[Collected data entries]
────
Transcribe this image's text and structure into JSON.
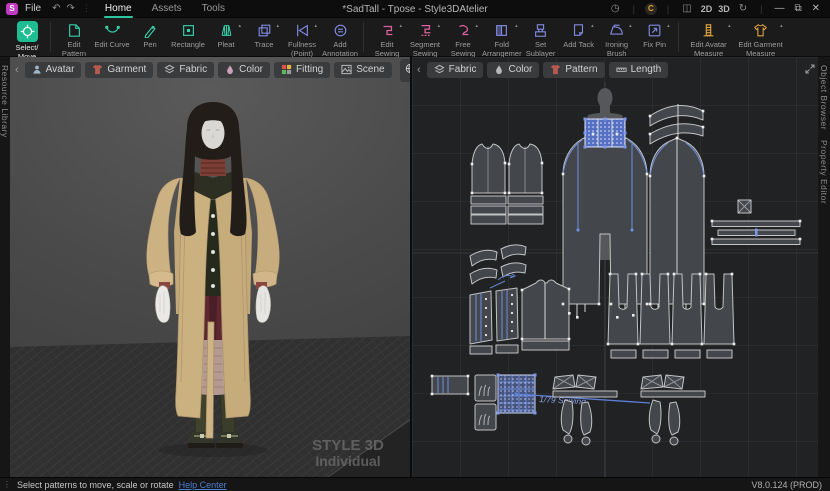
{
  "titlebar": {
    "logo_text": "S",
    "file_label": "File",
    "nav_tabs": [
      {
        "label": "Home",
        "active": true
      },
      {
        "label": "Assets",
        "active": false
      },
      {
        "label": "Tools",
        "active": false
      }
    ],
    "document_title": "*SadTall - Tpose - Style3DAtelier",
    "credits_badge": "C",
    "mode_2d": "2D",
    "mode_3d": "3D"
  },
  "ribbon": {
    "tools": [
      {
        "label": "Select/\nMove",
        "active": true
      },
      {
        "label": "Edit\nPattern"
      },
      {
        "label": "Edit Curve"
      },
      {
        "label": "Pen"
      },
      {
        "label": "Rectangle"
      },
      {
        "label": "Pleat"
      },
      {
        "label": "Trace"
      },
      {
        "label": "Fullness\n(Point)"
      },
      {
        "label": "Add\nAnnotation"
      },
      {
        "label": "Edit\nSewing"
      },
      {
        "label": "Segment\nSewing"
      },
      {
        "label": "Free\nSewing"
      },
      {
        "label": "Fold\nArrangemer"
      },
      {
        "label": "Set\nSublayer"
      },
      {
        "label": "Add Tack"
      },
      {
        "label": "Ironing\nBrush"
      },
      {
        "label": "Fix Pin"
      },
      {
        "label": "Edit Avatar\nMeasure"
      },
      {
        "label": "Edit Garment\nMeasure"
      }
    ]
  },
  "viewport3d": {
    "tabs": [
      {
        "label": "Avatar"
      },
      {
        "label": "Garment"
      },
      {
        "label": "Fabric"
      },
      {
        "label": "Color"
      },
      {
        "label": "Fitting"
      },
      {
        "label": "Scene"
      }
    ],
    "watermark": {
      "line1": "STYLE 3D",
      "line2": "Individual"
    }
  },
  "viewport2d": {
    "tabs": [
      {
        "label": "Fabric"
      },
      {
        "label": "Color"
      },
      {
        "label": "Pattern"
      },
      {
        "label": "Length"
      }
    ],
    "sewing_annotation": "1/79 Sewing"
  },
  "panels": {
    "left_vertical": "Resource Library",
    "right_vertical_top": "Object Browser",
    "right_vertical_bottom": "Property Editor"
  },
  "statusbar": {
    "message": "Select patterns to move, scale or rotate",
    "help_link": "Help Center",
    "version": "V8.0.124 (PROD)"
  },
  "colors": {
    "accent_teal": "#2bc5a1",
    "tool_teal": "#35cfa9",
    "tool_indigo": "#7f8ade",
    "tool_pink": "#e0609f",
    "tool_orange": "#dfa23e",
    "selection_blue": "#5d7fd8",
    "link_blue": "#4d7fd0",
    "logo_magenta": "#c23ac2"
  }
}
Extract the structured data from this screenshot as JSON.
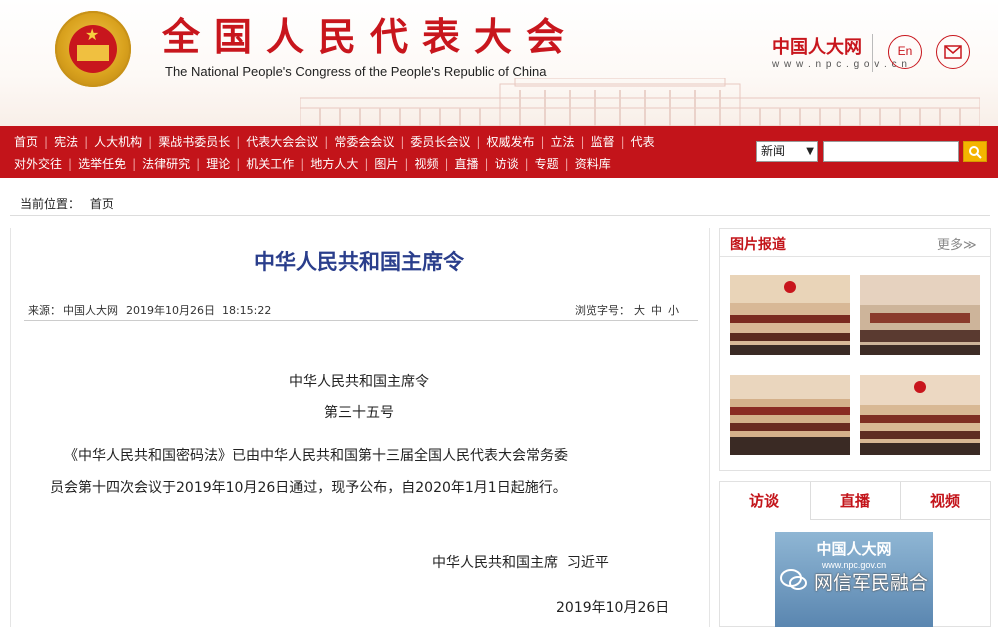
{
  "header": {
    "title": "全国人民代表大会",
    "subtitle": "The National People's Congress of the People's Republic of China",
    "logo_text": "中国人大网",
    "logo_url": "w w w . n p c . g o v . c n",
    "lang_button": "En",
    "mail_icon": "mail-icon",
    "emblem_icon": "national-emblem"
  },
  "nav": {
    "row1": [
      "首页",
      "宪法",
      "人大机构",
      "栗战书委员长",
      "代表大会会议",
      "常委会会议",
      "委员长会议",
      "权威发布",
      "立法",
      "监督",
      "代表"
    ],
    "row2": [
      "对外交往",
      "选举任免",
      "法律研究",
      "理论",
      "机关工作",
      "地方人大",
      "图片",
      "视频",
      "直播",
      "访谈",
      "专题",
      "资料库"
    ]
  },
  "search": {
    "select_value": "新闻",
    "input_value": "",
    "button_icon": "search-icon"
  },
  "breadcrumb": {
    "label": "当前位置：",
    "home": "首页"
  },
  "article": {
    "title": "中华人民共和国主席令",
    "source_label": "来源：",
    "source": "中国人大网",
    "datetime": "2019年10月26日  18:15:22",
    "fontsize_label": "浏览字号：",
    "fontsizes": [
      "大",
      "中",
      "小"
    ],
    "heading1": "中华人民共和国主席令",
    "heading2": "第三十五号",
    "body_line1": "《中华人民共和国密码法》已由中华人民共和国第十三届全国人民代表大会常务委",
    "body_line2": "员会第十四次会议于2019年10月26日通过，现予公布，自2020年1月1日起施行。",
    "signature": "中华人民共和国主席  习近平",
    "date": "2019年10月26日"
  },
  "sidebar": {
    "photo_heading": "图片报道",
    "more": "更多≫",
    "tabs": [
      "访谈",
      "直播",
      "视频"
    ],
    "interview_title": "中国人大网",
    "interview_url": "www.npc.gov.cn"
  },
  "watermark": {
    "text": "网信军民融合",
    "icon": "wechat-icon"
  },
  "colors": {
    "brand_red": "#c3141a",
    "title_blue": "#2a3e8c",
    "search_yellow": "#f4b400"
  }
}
────
§ **What to work on**: Output the line containing "Extract the structured" along with every line after it to the end of the material, exactly as written, but without pictures.

§ **Output below**:
Extract the structured data from this screenshot as JSON.
{
  "header": {
    "title": "全国人民代表大会",
    "subtitle": "The National People's Congress of the People's Republic of China",
    "logo_text": "中国人大网",
    "logo_url": "w w w . n p c . g o v . c n",
    "lang_button": "En",
    "mail_icon": "mail-icon",
    "emblem_icon": "national-emblem"
  },
  "nav": {
    "row1": [
      "首页",
      "宪法",
      "人大机构",
      "栗战书委员长",
      "代表大会会议",
      "常委会会议",
      "委员长会议",
      "权威发布",
      "立法",
      "监督",
      "代表"
    ],
    "row2": [
      "对外交往",
      "选举任免",
      "法律研究",
      "理论",
      "机关工作",
      "地方人大",
      "图片",
      "视频",
      "直播",
      "访谈",
      "专题",
      "资料库"
    ]
  },
  "search": {
    "select_value": "新闻",
    "input_value": "",
    "button_icon": "search-icon"
  },
  "breadcrumb": {
    "label": "当前位置：",
    "home": "首页"
  },
  "article": {
    "title": "中华人民共和国主席令",
    "source_label": "来源：",
    "source": "中国人大网",
    "datetime": "2019年10月26日  18:15:22",
    "fontsize_label": "浏览字号：",
    "fontsizes": [
      "大",
      "中",
      "小"
    ],
    "heading1": "中华人民共和国主席令",
    "heading2": "第三十五号",
    "body_line1": "《中华人民共和国密码法》已由中华人民共和国第十三届全国人民代表大会常务委",
    "body_line2": "员会第十四次会议于2019年10月26日通过，现予公布，自2020年1月1日起施行。",
    "signature": "中华人民共和国主席  习近平",
    "date": "2019年10月26日"
  },
  "sidebar": {
    "photo_heading": "图片报道",
    "more": "更多≫",
    "tabs": [
      "访谈",
      "直播",
      "视频"
    ],
    "interview_title": "中国人大网",
    "interview_url": "www.npc.gov.cn"
  },
  "watermark": {
    "text": "网信军民融合",
    "icon": "wechat-icon"
  },
  "colors": {
    "brand_red": "#c3141a",
    "title_blue": "#2a3e8c",
    "search_yellow": "#f4b400"
  }
}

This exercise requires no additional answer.